§ Short problem
Check every line of the entries below for the word "Displacement", and copy the ones that have it.

(Stored records)
** BEGIN **
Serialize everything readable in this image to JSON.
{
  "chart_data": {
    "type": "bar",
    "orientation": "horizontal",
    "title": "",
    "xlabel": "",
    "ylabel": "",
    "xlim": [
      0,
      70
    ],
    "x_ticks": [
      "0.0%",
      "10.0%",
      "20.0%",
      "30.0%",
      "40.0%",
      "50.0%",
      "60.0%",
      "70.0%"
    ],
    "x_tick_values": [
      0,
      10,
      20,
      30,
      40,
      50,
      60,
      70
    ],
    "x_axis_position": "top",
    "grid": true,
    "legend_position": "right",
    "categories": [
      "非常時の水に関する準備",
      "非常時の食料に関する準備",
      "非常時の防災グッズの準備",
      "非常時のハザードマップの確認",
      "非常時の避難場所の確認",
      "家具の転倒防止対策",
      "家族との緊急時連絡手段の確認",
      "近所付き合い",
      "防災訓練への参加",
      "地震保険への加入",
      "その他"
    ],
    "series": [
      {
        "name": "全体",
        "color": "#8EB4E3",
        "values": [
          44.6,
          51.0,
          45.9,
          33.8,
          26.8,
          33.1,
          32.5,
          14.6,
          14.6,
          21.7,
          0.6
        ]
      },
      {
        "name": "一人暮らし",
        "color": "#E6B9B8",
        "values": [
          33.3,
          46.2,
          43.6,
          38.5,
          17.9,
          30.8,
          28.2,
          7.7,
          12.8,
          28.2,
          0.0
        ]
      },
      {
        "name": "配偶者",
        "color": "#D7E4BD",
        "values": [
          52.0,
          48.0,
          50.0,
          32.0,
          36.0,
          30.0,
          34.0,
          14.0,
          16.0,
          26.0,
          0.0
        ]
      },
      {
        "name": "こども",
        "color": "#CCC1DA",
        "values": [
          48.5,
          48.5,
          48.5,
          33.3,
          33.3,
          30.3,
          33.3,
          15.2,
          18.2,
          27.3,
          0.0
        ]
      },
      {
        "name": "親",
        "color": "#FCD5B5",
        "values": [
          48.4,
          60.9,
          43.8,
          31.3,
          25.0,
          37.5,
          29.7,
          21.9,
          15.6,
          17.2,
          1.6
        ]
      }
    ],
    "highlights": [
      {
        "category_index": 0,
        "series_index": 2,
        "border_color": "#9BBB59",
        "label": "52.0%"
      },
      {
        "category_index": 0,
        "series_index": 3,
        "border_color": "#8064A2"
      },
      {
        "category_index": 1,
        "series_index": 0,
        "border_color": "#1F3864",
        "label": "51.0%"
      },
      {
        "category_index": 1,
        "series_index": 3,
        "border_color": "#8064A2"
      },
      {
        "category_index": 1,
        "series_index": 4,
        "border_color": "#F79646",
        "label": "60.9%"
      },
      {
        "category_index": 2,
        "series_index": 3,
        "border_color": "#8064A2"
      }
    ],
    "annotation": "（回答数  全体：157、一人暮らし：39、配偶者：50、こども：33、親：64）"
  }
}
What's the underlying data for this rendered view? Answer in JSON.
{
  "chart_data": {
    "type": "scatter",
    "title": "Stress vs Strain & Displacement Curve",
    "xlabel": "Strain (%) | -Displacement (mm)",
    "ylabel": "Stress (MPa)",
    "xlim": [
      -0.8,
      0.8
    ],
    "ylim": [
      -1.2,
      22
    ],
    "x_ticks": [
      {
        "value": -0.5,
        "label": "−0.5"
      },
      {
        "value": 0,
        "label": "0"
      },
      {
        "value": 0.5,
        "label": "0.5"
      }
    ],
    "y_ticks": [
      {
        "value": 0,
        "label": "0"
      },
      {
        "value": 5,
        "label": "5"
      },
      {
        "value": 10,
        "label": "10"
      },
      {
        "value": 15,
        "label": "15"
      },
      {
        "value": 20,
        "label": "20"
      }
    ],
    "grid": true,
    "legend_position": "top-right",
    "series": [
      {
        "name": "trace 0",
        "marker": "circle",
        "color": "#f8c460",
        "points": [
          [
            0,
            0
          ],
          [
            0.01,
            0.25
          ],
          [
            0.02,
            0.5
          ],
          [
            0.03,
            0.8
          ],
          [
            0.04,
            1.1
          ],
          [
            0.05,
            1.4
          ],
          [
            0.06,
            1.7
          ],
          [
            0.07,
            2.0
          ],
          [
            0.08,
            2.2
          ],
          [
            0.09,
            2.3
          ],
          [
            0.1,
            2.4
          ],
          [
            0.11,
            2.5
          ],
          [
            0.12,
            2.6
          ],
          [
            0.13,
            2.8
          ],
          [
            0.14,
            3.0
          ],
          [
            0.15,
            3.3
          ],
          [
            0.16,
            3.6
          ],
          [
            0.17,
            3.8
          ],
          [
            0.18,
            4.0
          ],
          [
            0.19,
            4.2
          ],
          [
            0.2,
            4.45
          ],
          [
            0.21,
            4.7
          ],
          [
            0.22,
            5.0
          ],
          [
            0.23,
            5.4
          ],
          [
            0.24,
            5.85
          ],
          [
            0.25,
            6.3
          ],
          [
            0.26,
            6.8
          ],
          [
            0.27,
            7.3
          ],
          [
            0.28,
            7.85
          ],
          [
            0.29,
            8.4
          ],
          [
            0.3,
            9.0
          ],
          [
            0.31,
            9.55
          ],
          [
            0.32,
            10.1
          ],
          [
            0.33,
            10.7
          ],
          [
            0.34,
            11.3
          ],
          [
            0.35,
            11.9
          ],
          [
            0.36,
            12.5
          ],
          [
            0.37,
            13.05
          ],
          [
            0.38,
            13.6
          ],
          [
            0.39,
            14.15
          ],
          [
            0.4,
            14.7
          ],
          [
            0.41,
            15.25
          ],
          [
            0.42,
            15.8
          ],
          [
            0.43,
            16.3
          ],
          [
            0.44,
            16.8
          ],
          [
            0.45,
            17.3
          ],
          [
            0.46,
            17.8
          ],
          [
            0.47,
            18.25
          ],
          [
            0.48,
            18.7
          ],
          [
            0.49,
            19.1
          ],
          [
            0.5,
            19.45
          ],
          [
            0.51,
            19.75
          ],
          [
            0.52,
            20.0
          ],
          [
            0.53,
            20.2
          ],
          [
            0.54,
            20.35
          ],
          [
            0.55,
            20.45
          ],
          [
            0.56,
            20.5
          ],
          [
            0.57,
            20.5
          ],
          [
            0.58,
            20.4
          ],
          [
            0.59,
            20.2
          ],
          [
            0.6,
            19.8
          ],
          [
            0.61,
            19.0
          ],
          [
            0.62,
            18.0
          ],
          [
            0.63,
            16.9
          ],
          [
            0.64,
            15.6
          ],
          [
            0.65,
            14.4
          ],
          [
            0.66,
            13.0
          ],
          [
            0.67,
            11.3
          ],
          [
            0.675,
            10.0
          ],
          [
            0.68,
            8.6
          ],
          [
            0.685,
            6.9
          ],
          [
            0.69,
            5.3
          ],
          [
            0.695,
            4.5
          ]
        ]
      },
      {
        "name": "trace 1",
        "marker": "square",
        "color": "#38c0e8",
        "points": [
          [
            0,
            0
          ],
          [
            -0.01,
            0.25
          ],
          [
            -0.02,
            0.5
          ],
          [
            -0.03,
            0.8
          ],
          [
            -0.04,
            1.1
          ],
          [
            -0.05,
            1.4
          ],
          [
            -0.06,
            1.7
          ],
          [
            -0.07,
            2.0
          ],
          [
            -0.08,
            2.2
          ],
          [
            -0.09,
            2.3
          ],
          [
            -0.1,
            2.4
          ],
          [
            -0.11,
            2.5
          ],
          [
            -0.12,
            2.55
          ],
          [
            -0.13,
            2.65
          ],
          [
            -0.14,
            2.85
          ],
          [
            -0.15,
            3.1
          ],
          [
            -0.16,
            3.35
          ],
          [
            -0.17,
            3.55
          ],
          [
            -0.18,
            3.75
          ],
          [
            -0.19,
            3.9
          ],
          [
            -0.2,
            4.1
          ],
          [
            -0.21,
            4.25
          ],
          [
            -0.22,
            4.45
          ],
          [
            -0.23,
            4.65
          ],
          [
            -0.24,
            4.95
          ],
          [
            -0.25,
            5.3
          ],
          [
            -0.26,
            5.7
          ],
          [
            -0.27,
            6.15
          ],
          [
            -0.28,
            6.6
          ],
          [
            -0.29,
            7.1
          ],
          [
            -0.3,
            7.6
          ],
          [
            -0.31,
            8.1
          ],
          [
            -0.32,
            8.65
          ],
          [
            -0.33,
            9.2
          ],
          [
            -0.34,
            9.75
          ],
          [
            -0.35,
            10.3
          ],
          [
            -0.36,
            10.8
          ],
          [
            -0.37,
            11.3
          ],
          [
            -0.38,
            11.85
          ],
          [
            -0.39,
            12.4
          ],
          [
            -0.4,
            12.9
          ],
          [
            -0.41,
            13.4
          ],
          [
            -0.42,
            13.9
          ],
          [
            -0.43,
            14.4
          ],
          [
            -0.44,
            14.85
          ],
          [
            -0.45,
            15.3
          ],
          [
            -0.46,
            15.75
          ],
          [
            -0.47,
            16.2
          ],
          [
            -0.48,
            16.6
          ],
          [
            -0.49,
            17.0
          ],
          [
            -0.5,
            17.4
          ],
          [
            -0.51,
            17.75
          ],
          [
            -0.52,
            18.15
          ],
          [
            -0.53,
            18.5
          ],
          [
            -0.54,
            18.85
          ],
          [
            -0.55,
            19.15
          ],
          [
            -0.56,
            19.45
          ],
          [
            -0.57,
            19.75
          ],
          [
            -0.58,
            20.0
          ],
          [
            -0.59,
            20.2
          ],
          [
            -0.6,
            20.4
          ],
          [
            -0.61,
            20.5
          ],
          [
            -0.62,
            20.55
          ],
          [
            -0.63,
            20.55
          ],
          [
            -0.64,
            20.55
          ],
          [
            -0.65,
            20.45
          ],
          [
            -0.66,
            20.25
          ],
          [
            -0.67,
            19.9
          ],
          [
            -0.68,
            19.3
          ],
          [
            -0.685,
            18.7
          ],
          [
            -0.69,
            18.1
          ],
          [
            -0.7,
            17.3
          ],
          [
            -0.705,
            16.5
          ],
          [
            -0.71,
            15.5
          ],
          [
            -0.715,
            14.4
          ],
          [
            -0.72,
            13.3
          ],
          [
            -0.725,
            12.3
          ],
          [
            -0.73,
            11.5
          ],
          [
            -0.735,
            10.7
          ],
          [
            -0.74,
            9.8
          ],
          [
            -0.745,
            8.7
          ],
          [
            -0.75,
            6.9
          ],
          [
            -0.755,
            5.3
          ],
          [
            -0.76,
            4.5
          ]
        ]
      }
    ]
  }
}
** END **
§ Worked solution
    "title": "Stress vs Strain & Displacement Curve",
    "xlabel": "Strain (%) | -Displacement (mm)",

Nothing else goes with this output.